PROBLEM DESCRIPTION: Find each line in the following listing that has the string "seconds", then state the count and nothing else.
**** EXCERPTED DATA
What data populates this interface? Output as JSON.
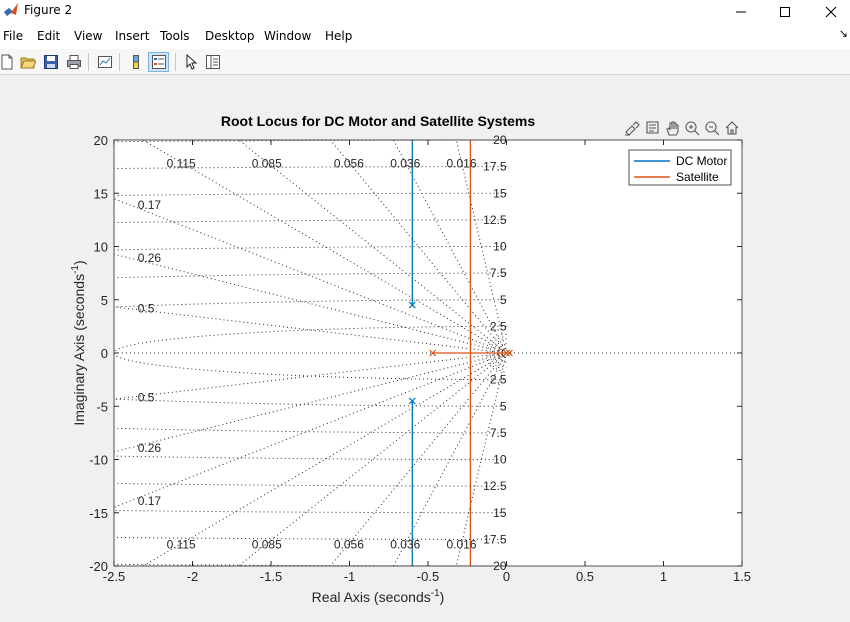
{
  "window": {
    "title": "Figure 2",
    "buttons": [
      "minimize-icon",
      "maximize-icon",
      "close-icon"
    ]
  },
  "menubar": {
    "items": [
      "File",
      "Edit",
      "View",
      "Insert",
      "Tools",
      "Desktop",
      "Window",
      "Help"
    ],
    "overflow_glyph": "↘"
  },
  "toolbar": {
    "buttons": [
      "new-figure-icon",
      "open-file-icon",
      "save-icon",
      "print-icon",
      "link-plot-icon",
      "colorbar-icon",
      "legend-icon",
      "edit-plot-icon",
      "property-inspector-icon"
    ],
    "active": [
      "legend-icon"
    ]
  },
  "axes_toolbar": {
    "buttons": [
      "brush-icon",
      "data-tips-icon",
      "pan-icon",
      "zoom-in-icon",
      "zoom-out-icon",
      "home-icon"
    ]
  },
  "chart_data": {
    "type": "line",
    "title": "Root Locus for DC Motor and Satellite Systems",
    "xlabel": "Real Axis (seconds",
    "ylabel": "Imaginary Axis (seconds",
    "axis_unit_superscript": "-1",
    "xlabel_close": ")",
    "ylabel_close": ")",
    "xlim": [
      -2.5,
      1.5
    ],
    "ylim": [
      -20,
      20
    ],
    "xticks": [
      -2.5,
      -2,
      -1.5,
      -1,
      -0.5,
      0,
      0.5,
      1,
      1.5
    ],
    "xtick_labels": [
      "-2.5",
      "-2",
      "-1.5",
      "-1",
      "-0.5",
      "0",
      "0.5",
      "1",
      "1.5"
    ],
    "yticks": [
      -20,
      -15,
      -10,
      -5,
      0,
      5,
      10,
      15,
      20
    ],
    "ytick_labels": [
      "-20",
      "-15",
      "-10",
      "-5",
      "0",
      "5",
      "10",
      "15",
      "20"
    ],
    "grid": "sgrid",
    "legend": {
      "placement": "top-right",
      "entries": [
        "DC Motor",
        "Satellite"
      ]
    },
    "series": [
      {
        "name": "DC Motor",
        "color": "#0072BD",
        "poles": [
          [
            -0.6,
            4.5
          ],
          [
            -0.6,
            -4.5
          ]
        ],
        "branches": [
          [
            [
              -0.6,
              4.5
            ],
            [
              -0.6,
              20
            ]
          ],
          [
            [
              -0.6,
              -4.5
            ],
            [
              -0.6,
              -20
            ]
          ]
        ]
      },
      {
        "name": "Satellite",
        "color": "#D95319",
        "poles": [
          [
            -0.47,
            0
          ],
          [
            0,
            0
          ],
          [
            0,
            0
          ]
        ],
        "branches": [
          [
            [
              -0.47,
              0
            ],
            [
              -0.23,
              0
            ]
          ],
          [
            [
              0,
              0
            ],
            [
              -0.23,
              0
            ]
          ],
          [
            [
              -0.23,
              0
            ],
            [
              -0.23,
              20
            ]
          ],
          [
            [
              -0.23,
              0
            ],
            [
              -0.23,
              -20
            ]
          ]
        ]
      }
    ],
    "damping_lines": [
      {
        "zeta": 0.115,
        "label": "0.115"
      },
      {
        "zeta": 0.085,
        "label": "0.085"
      },
      {
        "zeta": 0.056,
        "label": "0.056"
      },
      {
        "zeta": 0.036,
        "label": "0.036"
      },
      {
        "zeta": 0.016,
        "label": "0.016"
      },
      {
        "zeta": 0.17,
        "label": "0.17"
      },
      {
        "zeta": 0.26,
        "label": "0.26"
      },
      {
        "zeta": 0.5,
        "label": "0.5"
      }
    ],
    "frequency_labels": {
      "values": [
        2.5,
        5,
        7.5,
        10,
        12.5,
        15,
        17.5,
        20
      ],
      "labels": [
        "2.5",
        "5",
        "7.5",
        "10",
        "12.5",
        "15",
        "17.5",
        "20"
      ]
    },
    "colors": {
      "axes_bg": "#ffffff",
      "figure_bg": "#f0f0f0",
      "grid": "#262626"
    }
  }
}
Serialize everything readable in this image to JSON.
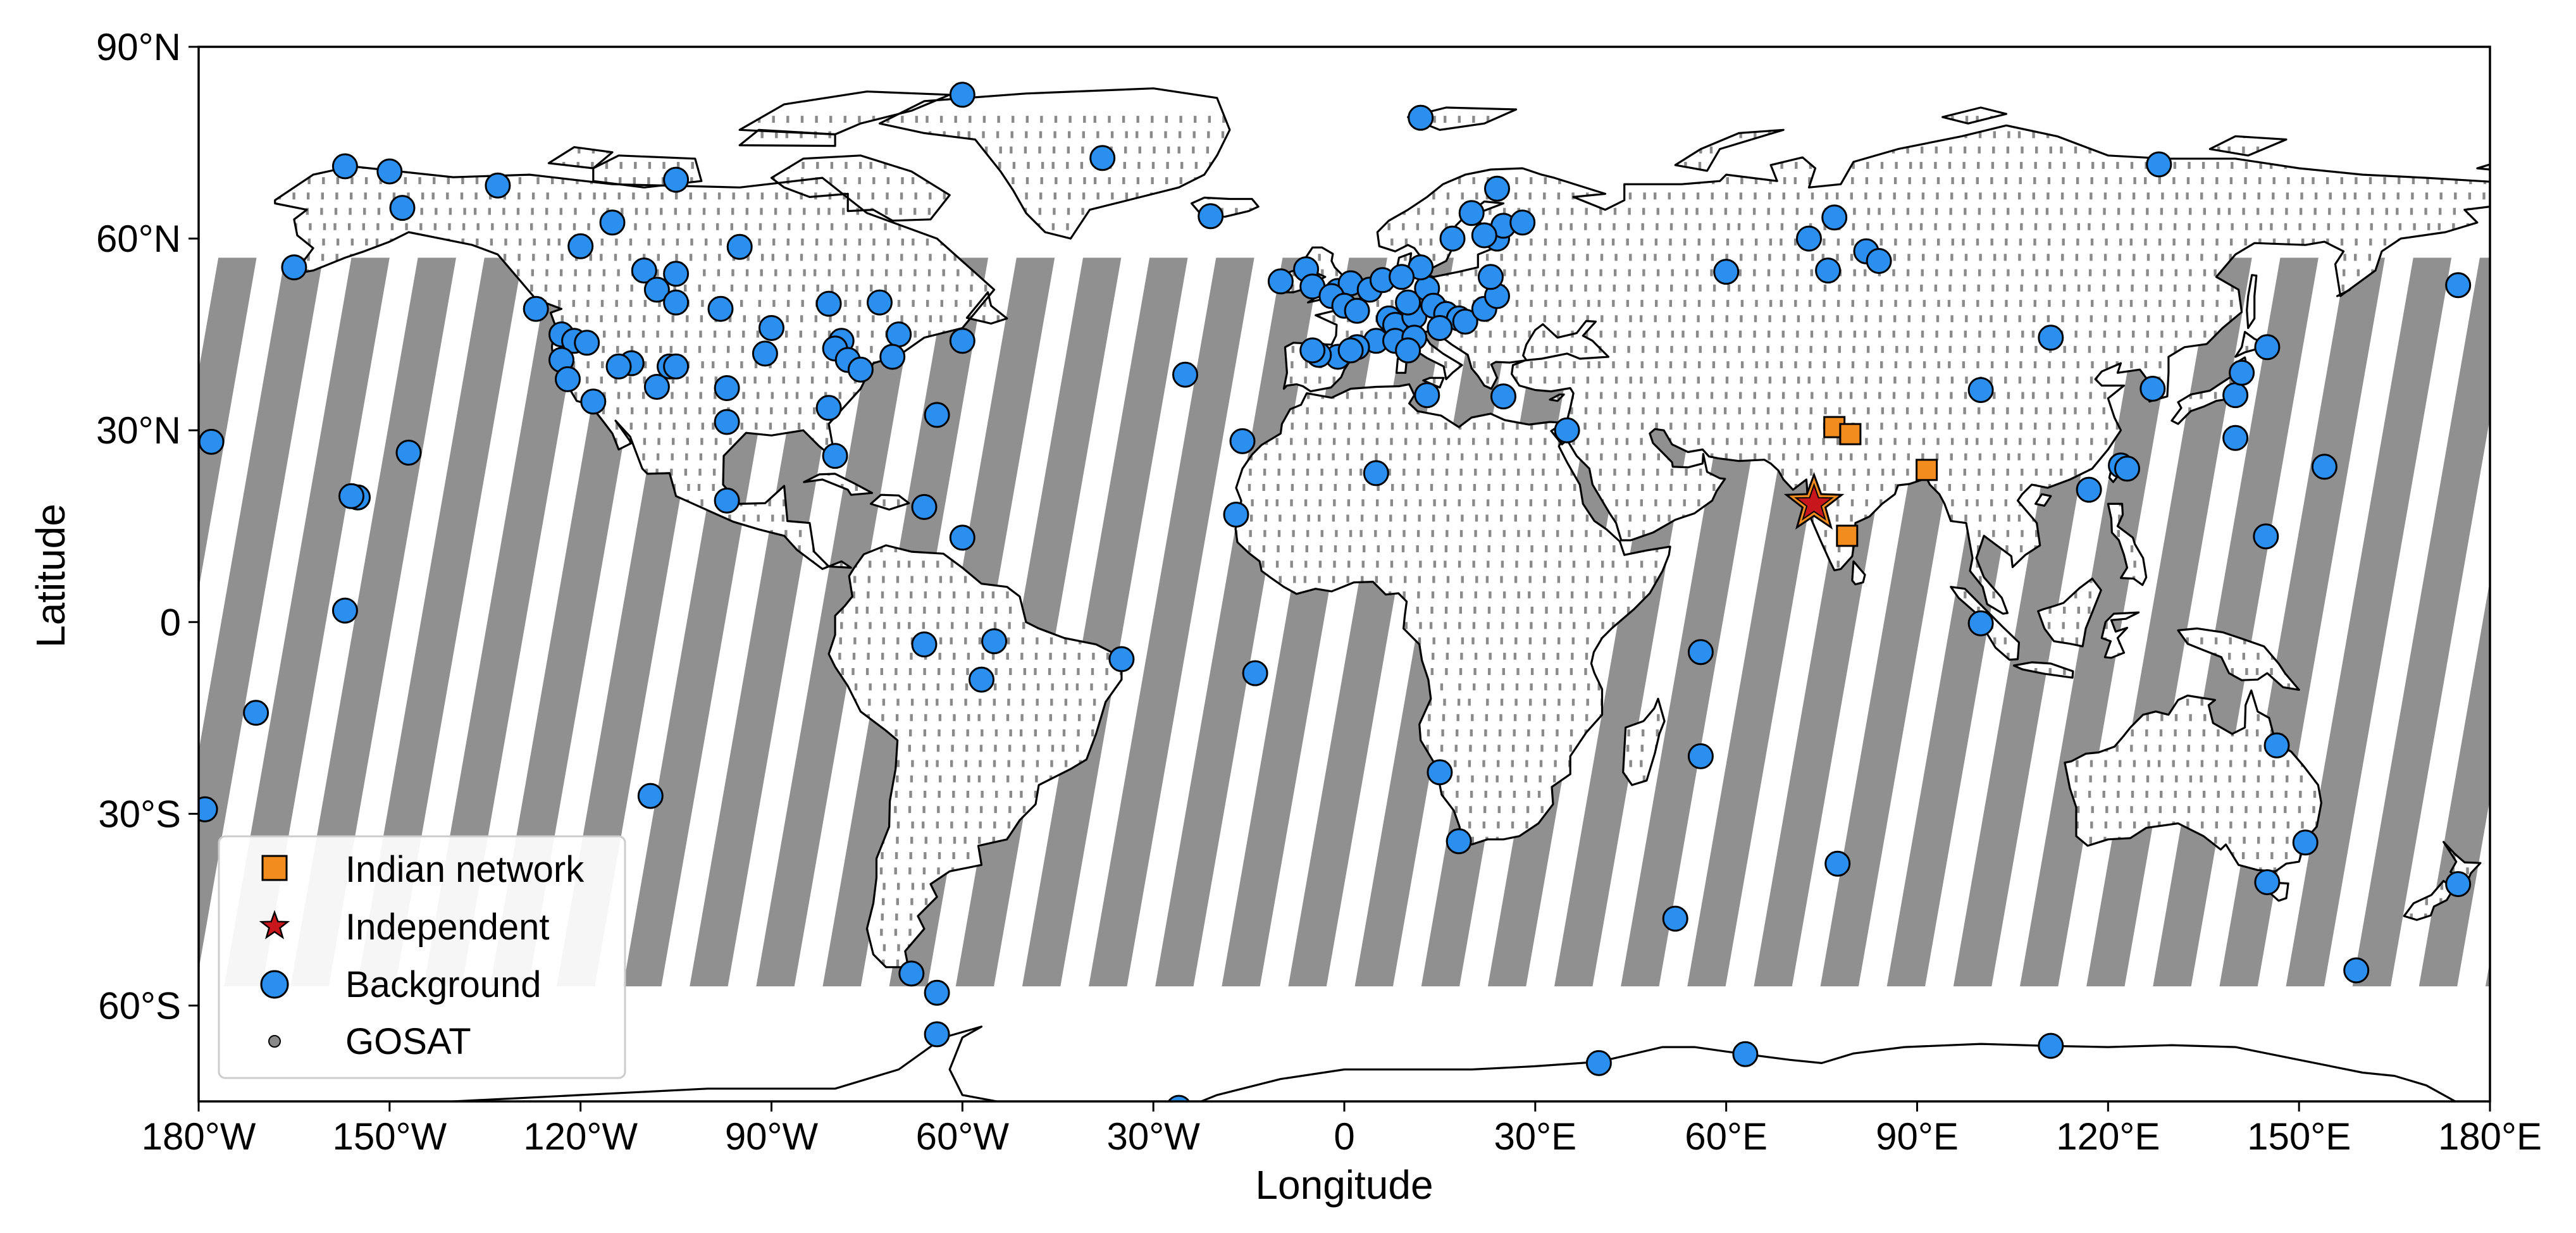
{
  "map": {
    "xlabel": "Longitude",
    "ylabel": "Latitude",
    "x_range_deg": [
      -180,
      180
    ],
    "y_range_deg": [
      -75,
      90
    ],
    "x_ticks": [
      {
        "value": -180,
        "label": "180°W"
      },
      {
        "value": -150,
        "label": "150°W"
      },
      {
        "value": -120,
        "label": "120°W"
      },
      {
        "value": -90,
        "label": "90°W"
      },
      {
        "value": -60,
        "label": "60°W"
      },
      {
        "value": -30,
        "label": "30°W"
      },
      {
        "value": 0,
        "label": "0"
      },
      {
        "value": 30,
        "label": "30°E"
      },
      {
        "value": 60,
        "label": "60°E"
      },
      {
        "value": 90,
        "label": "90°E"
      },
      {
        "value": 120,
        "label": "120°E"
      },
      {
        "value": 150,
        "label": "150°E"
      },
      {
        "value": 180,
        "label": "180°E"
      }
    ],
    "y_ticks": [
      {
        "value": 90,
        "label": "90°N"
      },
      {
        "value": 60,
        "label": "60°N"
      },
      {
        "value": 30,
        "label": "30°N"
      },
      {
        "value": 0,
        "label": "0"
      },
      {
        "value": -30,
        "label": "30°S"
      },
      {
        "value": -60,
        "label": "60°S"
      }
    ],
    "colors": {
      "background_station": "#2b8ff0",
      "indian_network": "#f28c1e",
      "independent": "#c8161d",
      "gosat": "#8a8a8a",
      "coastline": "#000000"
    },
    "legend": {
      "position": "lower-left",
      "entries": [
        {
          "label": "Indian network",
          "marker": "square",
          "color": "#f28c1e"
        },
        {
          "label": "Independent",
          "marker": "star",
          "color": "#c8161d"
        },
        {
          "label": "Background",
          "marker": "circle",
          "color": "#2b8ff0"
        },
        {
          "label": "GOSAT",
          "marker": "small-circle",
          "color": "#8a8a8a"
        }
      ]
    },
    "indian_network": [
      {
        "lon": 77.0,
        "lat": 30.5
      },
      {
        "lon": 79.5,
        "lat": 29.4
      },
      {
        "lon": 91.5,
        "lat": 23.8
      },
      {
        "lon": 79.0,
        "lat": 13.5
      }
    ],
    "independent": [
      {
        "lon": 73.8,
        "lat": 18.5
      }
    ],
    "background": [
      {
        "lon": -60,
        "lat": 82.5
      },
      {
        "lon": -38,
        "lat": 72.6
      },
      {
        "lon": -21,
        "lat": 63.5
      },
      {
        "lon": -157,
        "lat": 71.3
      },
      {
        "lon": -150,
        "lat": 70.5
      },
      {
        "lon": -148,
        "lat": 64.8
      },
      {
        "lon": -133,
        "lat": 68.3
      },
      {
        "lon": -165,
        "lat": 55.5
      },
      {
        "lon": -115,
        "lat": 62.5
      },
      {
        "lon": -105,
        "lat": 69.2
      },
      {
        "lon": -95,
        "lat": 58.7
      },
      {
        "lon": -120,
        "lat": 58.8
      },
      {
        "lon": -105,
        "lat": 54.5
      },
      {
        "lon": -110,
        "lat": 55.0
      },
      {
        "lon": -108,
        "lat": 52.0
      },
      {
        "lon": -105,
        "lat": 50.0
      },
      {
        "lon": -98,
        "lat": 49.0
      },
      {
        "lon": -127,
        "lat": 49.0
      },
      {
        "lon": -123,
        "lat": 45.0
      },
      {
        "lon": -121,
        "lat": 44.0
      },
      {
        "lon": -123,
        "lat": 41.0
      },
      {
        "lon": -119,
        "lat": 43.7
      },
      {
        "lon": -122,
        "lat": 38.0
      },
      {
        "lon": -118,
        "lat": 34.5
      },
      {
        "lon": -112,
        "lat": 40.5
      },
      {
        "lon": -114,
        "lat": 40.0
      },
      {
        "lon": -106,
        "lat": 40.0
      },
      {
        "lon": -105,
        "lat": 40.0
      },
      {
        "lon": -108,
        "lat": 36.8
      },
      {
        "lon": -97,
        "lat": 36.6
      },
      {
        "lon": -97,
        "lat": 31.3
      },
      {
        "lon": -90,
        "lat": 46.0
      },
      {
        "lon": -91,
        "lat": 42.0
      },
      {
        "lon": -81,
        "lat": 49.8
      },
      {
        "lon": -79,
        "lat": 44.0
      },
      {
        "lon": -80,
        "lat": 42.8
      },
      {
        "lon": -78,
        "lat": 41.0
      },
      {
        "lon": -76,
        "lat": 39.5
      },
      {
        "lon": -81,
        "lat": 33.5
      },
      {
        "lon": -80,
        "lat": 26.0
      },
      {
        "lon": -73,
        "lat": 50.0
      },
      {
        "lon": -70,
        "lat": 45.0
      },
      {
        "lon": -71,
        "lat": 41.5
      },
      {
        "lon": -64,
        "lat": 32.4
      },
      {
        "lon": -60,
        "lat": 44.0
      },
      {
        "lon": -60,
        "lat": 13.2
      },
      {
        "lon": -66,
        "lat": 18.0
      },
      {
        "lon": -97,
        "lat": 19.0
      },
      {
        "lon": -147,
        "lat": 26.5
      },
      {
        "lon": -155,
        "lat": 19.5
      },
      {
        "lon": -156,
        "lat": 19.7
      },
      {
        "lon": -157,
        "lat": 1.8
      },
      {
        "lon": -178,
        "lat": 28.2
      },
      {
        "lon": -171,
        "lat": -14.2
      },
      {
        "lon": -179,
        "lat": -29.3
      },
      {
        "lon": -109,
        "lat": -27.2
      },
      {
        "lon": -66,
        "lat": -3.5
      },
      {
        "lon": -55,
        "lat": -3.0
      },
      {
        "lon": -57,
        "lat": -9.0
      },
      {
        "lon": -35,
        "lat": -5.8
      },
      {
        "lon": -14,
        "lat": -8.0
      },
      {
        "lon": -25,
        "lat": 38.7
      },
      {
        "lon": -17,
        "lat": 16.8
      },
      {
        "lon": -16,
        "lat": 28.3
      },
      {
        "lon": -68,
        "lat": -55.0
      },
      {
        "lon": -64,
        "lat": -58.0
      },
      {
        "lon": -64,
        "lat": -64.5
      },
      {
        "lon": -26,
        "lat": -76.0
      },
      {
        "lon": -6,
        "lat": 55.2
      },
      {
        "lon": -10,
        "lat": 53.3
      },
      {
        "lon": -5,
        "lat": 52.5
      },
      {
        "lon": -1,
        "lat": 51.8
      },
      {
        "lon": 1,
        "lat": 53.0
      },
      {
        "lon": 4,
        "lat": 52.0
      },
      {
        "lon": 6,
        "lat": 53.5
      },
      {
        "lon": -2,
        "lat": 51.0
      },
      {
        "lon": 0,
        "lat": 49.5
      },
      {
        "lon": 2,
        "lat": 48.7
      },
      {
        "lon": 7,
        "lat": 47.5
      },
      {
        "lon": 8,
        "lat": 46.5
      },
      {
        "lon": 11,
        "lat": 47.8
      },
      {
        "lon": 10,
        "lat": 50.0
      },
      {
        "lon": 13,
        "lat": 52.2
      },
      {
        "lon": 12,
        "lat": 55.5
      },
      {
        "lon": 9,
        "lat": 54.0
      },
      {
        "lon": 14,
        "lat": 49.5
      },
      {
        "lon": 16,
        "lat": 48.2
      },
      {
        "lon": 18,
        "lat": 47.5
      },
      {
        "lon": 15,
        "lat": 46.0
      },
      {
        "lon": 5,
        "lat": 44.0
      },
      {
        "lon": 2,
        "lat": 43.0
      },
      {
        "lon": -1,
        "lat": 41.5
      },
      {
        "lon": 1,
        "lat": 42.5
      },
      {
        "lon": -4,
        "lat": 41.8
      },
      {
        "lon": -5,
        "lat": 42.5
      },
      {
        "lon": 8,
        "lat": 44.0
      },
      {
        "lon": 11,
        "lat": 44.5
      },
      {
        "lon": 10,
        "lat": 42.5
      },
      {
        "lon": 19,
        "lat": 47.0
      },
      {
        "lon": 22,
        "lat": 49.0
      },
      {
        "lon": 24,
        "lat": 51.0
      },
      {
        "lon": 24,
        "lat": 60.0
      },
      {
        "lon": 25,
        "lat": 62.0
      },
      {
        "lon": 22,
        "lat": 60.5
      },
      {
        "lon": 17,
        "lat": 60.0
      },
      {
        "lon": 20,
        "lat": 64.0
      },
      {
        "lon": 24,
        "lat": 67.8
      },
      {
        "lon": 28,
        "lat": 62.5
      },
      {
        "lon": 23,
        "lat": 54.0
      },
      {
        "lon": 12,
        "lat": 78.9
      },
      {
        "lon": 13,
        "lat": 35.5
      },
      {
        "lon": 25,
        "lat": 35.3
      },
      {
        "lon": 35,
        "lat": 30.0
      },
      {
        "lon": 5,
        "lat": 23.3
      },
      {
        "lon": 15,
        "lat": -23.5
      },
      {
        "lon": 18,
        "lat": -34.3
      },
      {
        "lon": 40,
        "lat": -69.0
      },
      {
        "lon": 63,
        "lat": -67.6
      },
      {
        "lon": 111,
        "lat": -66.3
      },
      {
        "lon": 52,
        "lat": -46.4
      },
      {
        "lon": 56,
        "lat": -21.0
      },
      {
        "lon": 56,
        "lat": -4.7
      },
      {
        "lon": 77.5,
        "lat": -37.8
      },
      {
        "lon": 60,
        "lat": 54.8
      },
      {
        "lon": 73,
        "lat": 60.0
      },
      {
        "lon": 76,
        "lat": 55.0
      },
      {
        "lon": 77,
        "lat": 63.3
      },
      {
        "lon": 82,
        "lat": 58.0
      },
      {
        "lon": 84,
        "lat": 56.5
      },
      {
        "lon": 111,
        "lat": 44.5
      },
      {
        "lon": 100,
        "lat": 36.3
      },
      {
        "lon": 128,
        "lat": 71.6
      },
      {
        "lon": 117,
        "lat": 20.7
      },
      {
        "lon": 122,
        "lat": 24.5
      },
      {
        "lon": 123,
        "lat": 24.0
      },
      {
        "lon": 100,
        "lat": -0.2
      },
      {
        "lon": 127,
        "lat": 36.5
      },
      {
        "lon": 140,
        "lat": 35.5
      },
      {
        "lon": 141,
        "lat": 39.0
      },
      {
        "lon": 145,
        "lat": 43.0
      },
      {
        "lon": 140,
        "lat": 28.8
      },
      {
        "lon": 144.8,
        "lat": 13.4
      },
      {
        "lon": 154,
        "lat": 24.3
      },
      {
        "lon": 175,
        "lat": 52.7
      },
      {
        "lon": 146.5,
        "lat": -19.3
      },
      {
        "lon": 151,
        "lat": -34.5
      },
      {
        "lon": 145,
        "lat": -40.7
      },
      {
        "lon": 159,
        "lat": -54.5
      },
      {
        "lon": 175,
        "lat": -41.0
      }
    ]
  }
}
********
RESPONSE TO THIS TASK: 2